The request ▸
Give the total number of lines with the word "dicho" in them, and no other words.

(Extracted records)
....................

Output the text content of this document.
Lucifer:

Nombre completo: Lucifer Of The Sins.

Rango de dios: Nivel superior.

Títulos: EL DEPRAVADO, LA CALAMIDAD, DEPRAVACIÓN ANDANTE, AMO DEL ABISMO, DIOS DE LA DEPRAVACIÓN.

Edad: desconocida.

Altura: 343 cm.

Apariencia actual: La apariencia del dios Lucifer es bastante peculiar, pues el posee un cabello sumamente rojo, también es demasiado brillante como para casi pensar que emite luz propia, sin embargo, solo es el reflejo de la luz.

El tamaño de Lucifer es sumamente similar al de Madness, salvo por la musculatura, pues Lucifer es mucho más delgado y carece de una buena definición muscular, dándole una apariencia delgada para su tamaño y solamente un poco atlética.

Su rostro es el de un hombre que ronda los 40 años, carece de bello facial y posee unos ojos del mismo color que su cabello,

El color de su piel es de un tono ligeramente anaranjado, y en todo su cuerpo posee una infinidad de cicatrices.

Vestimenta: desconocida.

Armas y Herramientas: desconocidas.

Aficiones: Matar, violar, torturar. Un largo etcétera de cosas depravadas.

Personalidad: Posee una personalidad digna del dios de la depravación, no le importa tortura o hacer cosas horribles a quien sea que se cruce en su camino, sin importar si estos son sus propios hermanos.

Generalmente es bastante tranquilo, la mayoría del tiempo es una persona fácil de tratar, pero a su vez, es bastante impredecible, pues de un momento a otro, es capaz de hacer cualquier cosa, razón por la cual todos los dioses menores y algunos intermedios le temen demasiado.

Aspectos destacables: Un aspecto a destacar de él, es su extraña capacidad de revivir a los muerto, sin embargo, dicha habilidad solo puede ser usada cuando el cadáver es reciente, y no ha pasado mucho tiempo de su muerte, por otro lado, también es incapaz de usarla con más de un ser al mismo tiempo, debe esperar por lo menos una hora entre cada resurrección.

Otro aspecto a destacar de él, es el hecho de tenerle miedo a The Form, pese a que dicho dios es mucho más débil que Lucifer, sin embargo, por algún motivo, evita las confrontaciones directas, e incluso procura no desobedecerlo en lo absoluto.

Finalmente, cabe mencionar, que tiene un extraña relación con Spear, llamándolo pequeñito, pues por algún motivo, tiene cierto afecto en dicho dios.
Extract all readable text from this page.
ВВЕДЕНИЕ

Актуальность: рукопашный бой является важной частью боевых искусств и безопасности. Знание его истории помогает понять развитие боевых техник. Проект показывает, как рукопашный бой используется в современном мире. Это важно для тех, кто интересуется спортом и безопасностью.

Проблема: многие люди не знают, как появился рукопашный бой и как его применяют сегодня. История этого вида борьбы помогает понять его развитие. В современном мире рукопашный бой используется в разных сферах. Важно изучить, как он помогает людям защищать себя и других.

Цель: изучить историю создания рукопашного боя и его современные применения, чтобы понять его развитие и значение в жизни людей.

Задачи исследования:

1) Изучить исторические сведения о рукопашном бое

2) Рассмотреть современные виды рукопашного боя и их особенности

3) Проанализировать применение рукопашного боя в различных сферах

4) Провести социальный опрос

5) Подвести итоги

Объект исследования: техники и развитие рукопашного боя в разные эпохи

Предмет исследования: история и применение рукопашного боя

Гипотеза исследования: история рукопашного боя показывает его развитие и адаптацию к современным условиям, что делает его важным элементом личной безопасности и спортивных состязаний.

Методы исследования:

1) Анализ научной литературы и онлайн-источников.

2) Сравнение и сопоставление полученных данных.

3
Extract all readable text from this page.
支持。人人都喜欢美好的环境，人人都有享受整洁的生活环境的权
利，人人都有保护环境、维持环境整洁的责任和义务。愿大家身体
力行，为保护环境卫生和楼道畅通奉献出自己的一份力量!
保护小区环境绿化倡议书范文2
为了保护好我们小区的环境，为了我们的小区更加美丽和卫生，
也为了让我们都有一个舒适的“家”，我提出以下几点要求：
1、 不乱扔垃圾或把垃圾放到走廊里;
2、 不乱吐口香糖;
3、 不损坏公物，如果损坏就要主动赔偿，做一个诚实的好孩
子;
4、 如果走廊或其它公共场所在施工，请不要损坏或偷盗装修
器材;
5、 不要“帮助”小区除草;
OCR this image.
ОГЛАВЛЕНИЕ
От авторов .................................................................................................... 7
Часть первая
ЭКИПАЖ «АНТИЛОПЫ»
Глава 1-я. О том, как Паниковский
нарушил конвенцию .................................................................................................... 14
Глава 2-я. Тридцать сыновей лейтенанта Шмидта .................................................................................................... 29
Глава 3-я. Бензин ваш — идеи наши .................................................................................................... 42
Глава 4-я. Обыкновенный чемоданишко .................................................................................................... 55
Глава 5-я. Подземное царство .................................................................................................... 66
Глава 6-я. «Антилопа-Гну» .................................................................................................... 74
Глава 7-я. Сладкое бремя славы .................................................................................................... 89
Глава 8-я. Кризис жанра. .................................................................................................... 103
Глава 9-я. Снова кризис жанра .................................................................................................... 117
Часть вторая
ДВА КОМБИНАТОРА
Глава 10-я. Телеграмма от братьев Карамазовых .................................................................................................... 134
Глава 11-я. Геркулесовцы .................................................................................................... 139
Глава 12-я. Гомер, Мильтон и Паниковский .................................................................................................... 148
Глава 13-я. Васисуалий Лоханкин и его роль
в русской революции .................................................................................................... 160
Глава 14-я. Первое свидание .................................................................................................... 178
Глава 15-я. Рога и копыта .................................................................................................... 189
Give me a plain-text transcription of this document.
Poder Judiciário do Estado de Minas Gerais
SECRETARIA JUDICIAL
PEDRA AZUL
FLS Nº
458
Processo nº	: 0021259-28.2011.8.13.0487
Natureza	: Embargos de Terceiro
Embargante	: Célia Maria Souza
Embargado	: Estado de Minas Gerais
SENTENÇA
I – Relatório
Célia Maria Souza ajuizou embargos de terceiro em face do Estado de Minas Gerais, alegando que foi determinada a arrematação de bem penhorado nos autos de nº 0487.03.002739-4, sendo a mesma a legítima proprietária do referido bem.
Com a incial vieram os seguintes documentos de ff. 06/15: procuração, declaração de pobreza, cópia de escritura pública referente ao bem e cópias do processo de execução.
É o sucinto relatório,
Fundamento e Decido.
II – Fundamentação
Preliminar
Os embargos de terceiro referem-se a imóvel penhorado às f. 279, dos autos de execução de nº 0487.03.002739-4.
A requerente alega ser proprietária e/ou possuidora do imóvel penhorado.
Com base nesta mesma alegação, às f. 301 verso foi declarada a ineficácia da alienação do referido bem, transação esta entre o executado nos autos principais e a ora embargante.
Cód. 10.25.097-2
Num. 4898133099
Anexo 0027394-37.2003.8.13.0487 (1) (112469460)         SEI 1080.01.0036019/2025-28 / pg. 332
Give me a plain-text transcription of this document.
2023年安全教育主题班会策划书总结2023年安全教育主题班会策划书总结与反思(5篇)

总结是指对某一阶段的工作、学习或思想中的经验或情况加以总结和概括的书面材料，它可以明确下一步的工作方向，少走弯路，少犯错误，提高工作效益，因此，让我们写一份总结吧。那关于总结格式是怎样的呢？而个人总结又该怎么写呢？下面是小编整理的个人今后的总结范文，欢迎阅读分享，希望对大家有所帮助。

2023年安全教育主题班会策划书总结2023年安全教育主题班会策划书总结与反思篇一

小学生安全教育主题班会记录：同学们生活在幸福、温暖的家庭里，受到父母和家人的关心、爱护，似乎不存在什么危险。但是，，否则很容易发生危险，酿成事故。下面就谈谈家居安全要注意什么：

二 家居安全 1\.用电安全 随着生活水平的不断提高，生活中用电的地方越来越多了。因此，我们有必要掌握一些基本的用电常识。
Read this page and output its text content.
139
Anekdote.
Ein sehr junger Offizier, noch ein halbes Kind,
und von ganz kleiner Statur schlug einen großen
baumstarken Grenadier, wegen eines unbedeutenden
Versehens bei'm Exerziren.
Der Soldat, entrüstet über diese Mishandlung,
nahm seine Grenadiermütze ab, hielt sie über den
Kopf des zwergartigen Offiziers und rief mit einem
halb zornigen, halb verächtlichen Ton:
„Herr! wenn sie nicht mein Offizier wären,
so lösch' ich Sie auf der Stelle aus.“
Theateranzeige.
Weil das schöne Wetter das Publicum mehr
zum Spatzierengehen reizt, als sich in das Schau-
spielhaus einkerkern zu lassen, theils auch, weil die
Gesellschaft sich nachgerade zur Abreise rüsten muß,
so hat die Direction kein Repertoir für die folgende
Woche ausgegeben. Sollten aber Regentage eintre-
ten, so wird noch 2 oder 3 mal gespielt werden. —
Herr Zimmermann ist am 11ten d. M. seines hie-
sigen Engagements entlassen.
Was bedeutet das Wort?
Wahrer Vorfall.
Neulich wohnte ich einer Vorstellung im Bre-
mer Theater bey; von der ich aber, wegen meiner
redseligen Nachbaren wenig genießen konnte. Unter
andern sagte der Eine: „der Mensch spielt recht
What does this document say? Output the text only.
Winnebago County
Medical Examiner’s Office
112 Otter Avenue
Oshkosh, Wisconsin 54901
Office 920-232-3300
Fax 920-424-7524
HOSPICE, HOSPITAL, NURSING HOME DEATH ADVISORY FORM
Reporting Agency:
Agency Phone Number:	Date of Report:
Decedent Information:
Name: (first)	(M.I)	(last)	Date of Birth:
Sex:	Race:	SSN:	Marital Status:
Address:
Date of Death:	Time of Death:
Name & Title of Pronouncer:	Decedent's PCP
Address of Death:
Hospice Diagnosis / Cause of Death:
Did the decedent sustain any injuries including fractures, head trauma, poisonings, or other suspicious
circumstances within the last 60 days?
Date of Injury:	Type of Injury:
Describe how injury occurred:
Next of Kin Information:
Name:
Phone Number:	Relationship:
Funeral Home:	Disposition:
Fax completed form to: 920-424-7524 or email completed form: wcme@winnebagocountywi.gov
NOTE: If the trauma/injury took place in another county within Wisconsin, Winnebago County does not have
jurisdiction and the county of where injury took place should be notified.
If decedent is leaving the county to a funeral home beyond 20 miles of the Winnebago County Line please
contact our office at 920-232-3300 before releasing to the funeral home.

....................

Reply ▸
2